CHALLENGE: Go through the records below line by line, counting those that contain the word "Middle"; answer with the count only.

==*==

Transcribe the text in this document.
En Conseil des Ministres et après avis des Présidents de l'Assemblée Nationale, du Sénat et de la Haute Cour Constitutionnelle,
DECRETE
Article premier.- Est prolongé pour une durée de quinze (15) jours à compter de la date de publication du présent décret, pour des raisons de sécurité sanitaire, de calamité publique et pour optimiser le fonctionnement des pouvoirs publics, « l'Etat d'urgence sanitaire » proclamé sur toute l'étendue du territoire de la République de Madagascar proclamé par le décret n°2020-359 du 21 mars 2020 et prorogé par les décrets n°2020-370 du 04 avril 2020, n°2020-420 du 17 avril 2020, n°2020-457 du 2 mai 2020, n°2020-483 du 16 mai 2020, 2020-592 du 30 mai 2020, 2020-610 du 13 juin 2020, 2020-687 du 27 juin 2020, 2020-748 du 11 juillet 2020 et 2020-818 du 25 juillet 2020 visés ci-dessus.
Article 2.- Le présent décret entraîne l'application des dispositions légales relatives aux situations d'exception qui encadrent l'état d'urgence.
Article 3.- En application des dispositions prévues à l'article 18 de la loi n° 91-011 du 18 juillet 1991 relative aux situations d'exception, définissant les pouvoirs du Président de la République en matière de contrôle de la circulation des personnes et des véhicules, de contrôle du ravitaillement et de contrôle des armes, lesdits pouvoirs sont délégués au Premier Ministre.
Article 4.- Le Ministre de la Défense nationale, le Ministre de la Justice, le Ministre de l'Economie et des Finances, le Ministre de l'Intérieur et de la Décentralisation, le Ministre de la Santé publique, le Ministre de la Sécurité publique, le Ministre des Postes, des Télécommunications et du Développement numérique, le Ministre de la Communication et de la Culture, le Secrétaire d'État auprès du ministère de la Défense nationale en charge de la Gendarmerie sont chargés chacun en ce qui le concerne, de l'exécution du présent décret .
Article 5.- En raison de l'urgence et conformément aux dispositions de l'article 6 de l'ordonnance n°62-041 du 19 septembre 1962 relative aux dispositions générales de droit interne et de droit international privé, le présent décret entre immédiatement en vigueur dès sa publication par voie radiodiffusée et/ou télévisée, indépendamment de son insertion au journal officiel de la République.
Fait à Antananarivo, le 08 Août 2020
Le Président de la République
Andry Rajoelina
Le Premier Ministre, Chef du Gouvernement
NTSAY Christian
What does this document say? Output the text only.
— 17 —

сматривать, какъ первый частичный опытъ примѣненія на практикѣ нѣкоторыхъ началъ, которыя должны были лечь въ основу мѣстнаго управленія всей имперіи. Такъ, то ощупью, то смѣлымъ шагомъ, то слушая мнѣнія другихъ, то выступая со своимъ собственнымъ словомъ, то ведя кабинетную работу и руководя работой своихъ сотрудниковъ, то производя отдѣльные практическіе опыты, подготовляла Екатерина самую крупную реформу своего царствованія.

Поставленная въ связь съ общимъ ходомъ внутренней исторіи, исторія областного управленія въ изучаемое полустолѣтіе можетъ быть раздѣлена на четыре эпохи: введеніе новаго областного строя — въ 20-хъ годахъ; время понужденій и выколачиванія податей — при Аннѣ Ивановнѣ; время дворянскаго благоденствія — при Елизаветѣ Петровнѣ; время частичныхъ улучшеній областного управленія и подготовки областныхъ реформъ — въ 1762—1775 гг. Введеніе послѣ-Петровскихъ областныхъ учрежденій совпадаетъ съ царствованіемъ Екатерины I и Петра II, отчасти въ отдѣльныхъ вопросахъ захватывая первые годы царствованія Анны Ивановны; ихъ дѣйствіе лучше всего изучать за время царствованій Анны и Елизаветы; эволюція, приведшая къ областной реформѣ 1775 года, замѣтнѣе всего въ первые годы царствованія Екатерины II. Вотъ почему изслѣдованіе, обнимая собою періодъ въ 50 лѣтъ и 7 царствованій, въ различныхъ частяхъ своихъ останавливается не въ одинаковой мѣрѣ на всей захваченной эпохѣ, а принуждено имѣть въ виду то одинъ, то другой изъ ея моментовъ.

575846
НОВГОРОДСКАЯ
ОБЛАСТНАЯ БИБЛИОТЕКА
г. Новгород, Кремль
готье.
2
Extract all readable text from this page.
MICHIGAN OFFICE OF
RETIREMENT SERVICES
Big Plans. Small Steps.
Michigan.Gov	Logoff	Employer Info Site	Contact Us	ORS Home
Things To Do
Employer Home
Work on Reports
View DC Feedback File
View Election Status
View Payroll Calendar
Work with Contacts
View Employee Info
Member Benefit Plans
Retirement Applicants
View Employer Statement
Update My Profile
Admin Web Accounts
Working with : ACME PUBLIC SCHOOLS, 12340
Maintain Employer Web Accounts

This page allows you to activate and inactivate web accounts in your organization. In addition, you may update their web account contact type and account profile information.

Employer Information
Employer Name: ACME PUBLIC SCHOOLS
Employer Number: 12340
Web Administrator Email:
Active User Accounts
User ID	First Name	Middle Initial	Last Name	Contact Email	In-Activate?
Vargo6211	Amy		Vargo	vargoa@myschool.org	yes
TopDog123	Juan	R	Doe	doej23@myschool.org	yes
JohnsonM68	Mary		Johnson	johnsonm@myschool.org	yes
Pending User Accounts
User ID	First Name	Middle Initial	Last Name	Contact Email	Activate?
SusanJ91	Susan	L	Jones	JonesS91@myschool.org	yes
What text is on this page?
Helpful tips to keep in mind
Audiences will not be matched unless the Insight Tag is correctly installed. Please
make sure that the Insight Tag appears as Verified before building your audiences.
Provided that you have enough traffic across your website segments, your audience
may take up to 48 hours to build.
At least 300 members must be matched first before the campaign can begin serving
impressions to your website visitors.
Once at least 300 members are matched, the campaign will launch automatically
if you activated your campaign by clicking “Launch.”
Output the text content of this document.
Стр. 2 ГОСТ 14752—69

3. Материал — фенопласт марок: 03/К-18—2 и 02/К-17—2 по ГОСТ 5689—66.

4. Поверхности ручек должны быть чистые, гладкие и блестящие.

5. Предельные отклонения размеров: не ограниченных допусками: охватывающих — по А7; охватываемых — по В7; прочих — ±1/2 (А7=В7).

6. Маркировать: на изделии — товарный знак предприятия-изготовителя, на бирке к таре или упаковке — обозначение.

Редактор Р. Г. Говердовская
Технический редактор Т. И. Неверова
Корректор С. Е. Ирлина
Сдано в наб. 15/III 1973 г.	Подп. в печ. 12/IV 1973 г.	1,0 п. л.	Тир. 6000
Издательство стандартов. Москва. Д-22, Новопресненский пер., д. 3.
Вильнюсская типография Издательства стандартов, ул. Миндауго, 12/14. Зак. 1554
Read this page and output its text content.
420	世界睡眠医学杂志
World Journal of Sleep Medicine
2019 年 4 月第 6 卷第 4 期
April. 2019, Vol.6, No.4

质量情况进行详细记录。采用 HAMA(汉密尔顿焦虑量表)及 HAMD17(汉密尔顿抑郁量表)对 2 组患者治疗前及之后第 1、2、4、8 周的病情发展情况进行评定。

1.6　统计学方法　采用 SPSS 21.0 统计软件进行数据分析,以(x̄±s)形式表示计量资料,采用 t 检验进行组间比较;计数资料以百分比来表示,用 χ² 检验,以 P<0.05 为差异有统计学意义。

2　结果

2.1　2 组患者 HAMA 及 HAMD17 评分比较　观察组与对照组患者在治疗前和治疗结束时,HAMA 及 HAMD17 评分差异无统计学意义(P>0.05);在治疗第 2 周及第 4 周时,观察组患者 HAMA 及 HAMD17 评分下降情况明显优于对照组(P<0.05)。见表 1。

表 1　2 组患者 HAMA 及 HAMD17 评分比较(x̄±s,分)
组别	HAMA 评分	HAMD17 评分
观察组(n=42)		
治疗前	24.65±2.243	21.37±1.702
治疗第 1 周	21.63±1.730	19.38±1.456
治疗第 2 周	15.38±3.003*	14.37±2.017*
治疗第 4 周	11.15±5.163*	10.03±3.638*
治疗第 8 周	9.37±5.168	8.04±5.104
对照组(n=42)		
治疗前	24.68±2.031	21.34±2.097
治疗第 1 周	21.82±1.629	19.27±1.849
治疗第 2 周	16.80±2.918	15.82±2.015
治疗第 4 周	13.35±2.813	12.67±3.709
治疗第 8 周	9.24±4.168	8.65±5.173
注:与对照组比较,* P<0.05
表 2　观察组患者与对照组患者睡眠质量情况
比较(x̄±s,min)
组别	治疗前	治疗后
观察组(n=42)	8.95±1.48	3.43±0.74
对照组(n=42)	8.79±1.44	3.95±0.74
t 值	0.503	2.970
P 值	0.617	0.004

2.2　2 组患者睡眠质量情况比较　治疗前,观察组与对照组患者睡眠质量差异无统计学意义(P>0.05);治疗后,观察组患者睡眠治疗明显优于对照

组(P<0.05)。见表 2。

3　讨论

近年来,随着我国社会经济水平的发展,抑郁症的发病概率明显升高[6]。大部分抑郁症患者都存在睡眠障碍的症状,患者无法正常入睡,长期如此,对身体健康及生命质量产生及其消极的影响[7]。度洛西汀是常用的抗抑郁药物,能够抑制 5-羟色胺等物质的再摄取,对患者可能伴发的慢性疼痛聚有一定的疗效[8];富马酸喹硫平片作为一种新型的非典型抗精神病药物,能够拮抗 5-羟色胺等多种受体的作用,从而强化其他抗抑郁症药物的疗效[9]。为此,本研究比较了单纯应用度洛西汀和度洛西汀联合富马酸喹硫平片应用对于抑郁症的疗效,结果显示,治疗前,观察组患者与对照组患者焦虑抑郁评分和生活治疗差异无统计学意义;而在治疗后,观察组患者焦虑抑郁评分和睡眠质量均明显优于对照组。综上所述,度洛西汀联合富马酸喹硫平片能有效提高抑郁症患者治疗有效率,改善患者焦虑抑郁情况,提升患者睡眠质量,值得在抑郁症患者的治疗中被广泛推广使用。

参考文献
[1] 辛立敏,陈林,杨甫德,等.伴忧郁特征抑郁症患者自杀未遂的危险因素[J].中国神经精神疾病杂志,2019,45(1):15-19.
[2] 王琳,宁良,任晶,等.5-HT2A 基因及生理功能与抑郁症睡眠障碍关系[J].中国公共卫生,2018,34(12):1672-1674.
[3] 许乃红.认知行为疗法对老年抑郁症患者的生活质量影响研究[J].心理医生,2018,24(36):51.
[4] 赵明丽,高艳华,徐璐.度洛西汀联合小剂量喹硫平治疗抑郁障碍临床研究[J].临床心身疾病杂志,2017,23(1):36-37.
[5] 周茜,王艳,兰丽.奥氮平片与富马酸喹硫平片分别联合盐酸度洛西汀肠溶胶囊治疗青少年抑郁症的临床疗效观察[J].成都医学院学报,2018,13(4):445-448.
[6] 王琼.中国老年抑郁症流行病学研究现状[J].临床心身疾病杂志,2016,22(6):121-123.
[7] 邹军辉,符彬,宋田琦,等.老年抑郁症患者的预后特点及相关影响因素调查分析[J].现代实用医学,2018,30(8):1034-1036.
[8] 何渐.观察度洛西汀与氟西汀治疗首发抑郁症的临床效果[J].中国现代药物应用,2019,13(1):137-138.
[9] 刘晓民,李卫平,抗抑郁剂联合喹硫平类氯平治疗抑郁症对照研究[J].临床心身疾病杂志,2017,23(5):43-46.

==*==

SOLUTION: 2